The data below must be copied in full and without any change.

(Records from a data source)
+ + + + +
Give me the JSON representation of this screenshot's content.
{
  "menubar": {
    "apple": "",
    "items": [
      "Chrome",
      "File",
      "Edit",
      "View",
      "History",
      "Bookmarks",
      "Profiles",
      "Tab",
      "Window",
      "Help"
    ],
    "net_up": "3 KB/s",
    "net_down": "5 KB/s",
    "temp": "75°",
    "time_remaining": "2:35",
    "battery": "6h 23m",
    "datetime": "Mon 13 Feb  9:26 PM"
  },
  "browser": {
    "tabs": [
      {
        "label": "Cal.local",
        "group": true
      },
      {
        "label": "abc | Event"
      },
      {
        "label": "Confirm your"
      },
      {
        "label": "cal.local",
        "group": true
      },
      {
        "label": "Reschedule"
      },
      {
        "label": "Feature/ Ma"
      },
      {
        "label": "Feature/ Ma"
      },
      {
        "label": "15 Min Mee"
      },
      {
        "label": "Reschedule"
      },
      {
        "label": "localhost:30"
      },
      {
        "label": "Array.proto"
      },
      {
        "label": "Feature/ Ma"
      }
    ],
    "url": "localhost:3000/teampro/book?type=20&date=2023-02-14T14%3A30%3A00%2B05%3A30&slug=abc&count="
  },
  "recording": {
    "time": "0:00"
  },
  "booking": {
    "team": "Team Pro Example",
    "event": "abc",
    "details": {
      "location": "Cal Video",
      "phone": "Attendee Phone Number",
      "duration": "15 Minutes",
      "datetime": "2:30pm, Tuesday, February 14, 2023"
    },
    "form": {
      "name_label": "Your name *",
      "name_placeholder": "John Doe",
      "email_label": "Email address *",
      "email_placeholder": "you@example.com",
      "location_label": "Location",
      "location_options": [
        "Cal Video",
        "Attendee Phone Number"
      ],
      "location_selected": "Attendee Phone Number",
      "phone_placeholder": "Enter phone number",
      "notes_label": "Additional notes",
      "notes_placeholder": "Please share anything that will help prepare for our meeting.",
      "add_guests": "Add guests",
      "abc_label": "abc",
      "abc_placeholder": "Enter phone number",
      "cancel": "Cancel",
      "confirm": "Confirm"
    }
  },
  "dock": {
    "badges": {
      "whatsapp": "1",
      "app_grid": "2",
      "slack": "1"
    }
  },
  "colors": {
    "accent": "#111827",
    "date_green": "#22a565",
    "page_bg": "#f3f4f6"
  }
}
+ + + + +
• Answer below:
Give me the JSON representation of this screenshot's content.
{
  "menubar": {
    "apple": "",
    "items": [
      "Chrome",
      "File",
      "Edit",
      "View",
      "History",
      "Bookmarks",
      "Profiles",
      "Tab",
      "Window",
      "Help"
    ],
    "net_up": "3 KB/s",
    "net_down": "5 KB/s",
    "temp": "75°",
    "time_remaining": "2:35",
    "battery": "6h 23m",
    "datetime": "Mon 13 Feb  9:26 PM"
  },
  "browser": {
    "tabs": [
      {
        "label": "Cal.local",
        "group": true
      },
      {
        "label": "abc | Event"
      },
      {
        "label": "Confirm your"
      },
      {
        "label": "cal.local",
        "group": true
      },
      {
        "label": "Reschedule"
      },
      {
        "label": "Feature/ Ma"
      },
      {
        "label": "Feature/ Ma"
      },
      {
        "label": "15 Min Mee"
      },
      {
        "label": "Reschedule"
      },
      {
        "label": "localhost:30"
      },
      {
        "label": "Array.proto"
      },
      {
        "label": "Feature/ Ma"
      }
    ],
    "url": "localhost:3000/teampro/book?type=20&date=2023-02-14T14%3A30%3A00%2B05%3A30&slug=abc&count="
  },
  "recording": {
    "time": "0:00"
  },
  "booking": {
    "team": "Team Pro Example",
    "event": "abc",
    "details": {
      "location": "Cal Video",
      "phone": "Attendee Phone Number",
      "duration": "15 Minutes",
      "datetime": "2:30pm, Tuesday, February 14, 2023"
    },
    "form": {
      "name_label": "Your name *",
      "name_placeholder": "John Doe",
      "email_label": "Email address *",
      "email_placeholder": "you@example.com",
      "location_label": "Location",
      "location_options": [
        "Cal Video",
        "Attendee Phone Number"
      ],
      "location_selected": "Attendee Phone Number",
      "phone_placeholder": "Enter phone number",
      "notes_label": "Additional notes",
      "notes_placeholder": "Please share anything that will help prepare for our meeting.",
      "add_guests": "Add guests",
      "abc_label": "abc",
      "abc_placeholder": "Enter phone number",
      "cancel": "Cancel",
      "confirm": "Confirm"
    }
  },
  "dock": {
    "badges": {
      "whatsapp": "1",
      "app_grid": "2",
      "slack": "1"
    }
  },
  "colors": {
    "accent": "#111827",
    "date_green": "#22a565",
    "page_bg": "#f3f4f6"
  }
}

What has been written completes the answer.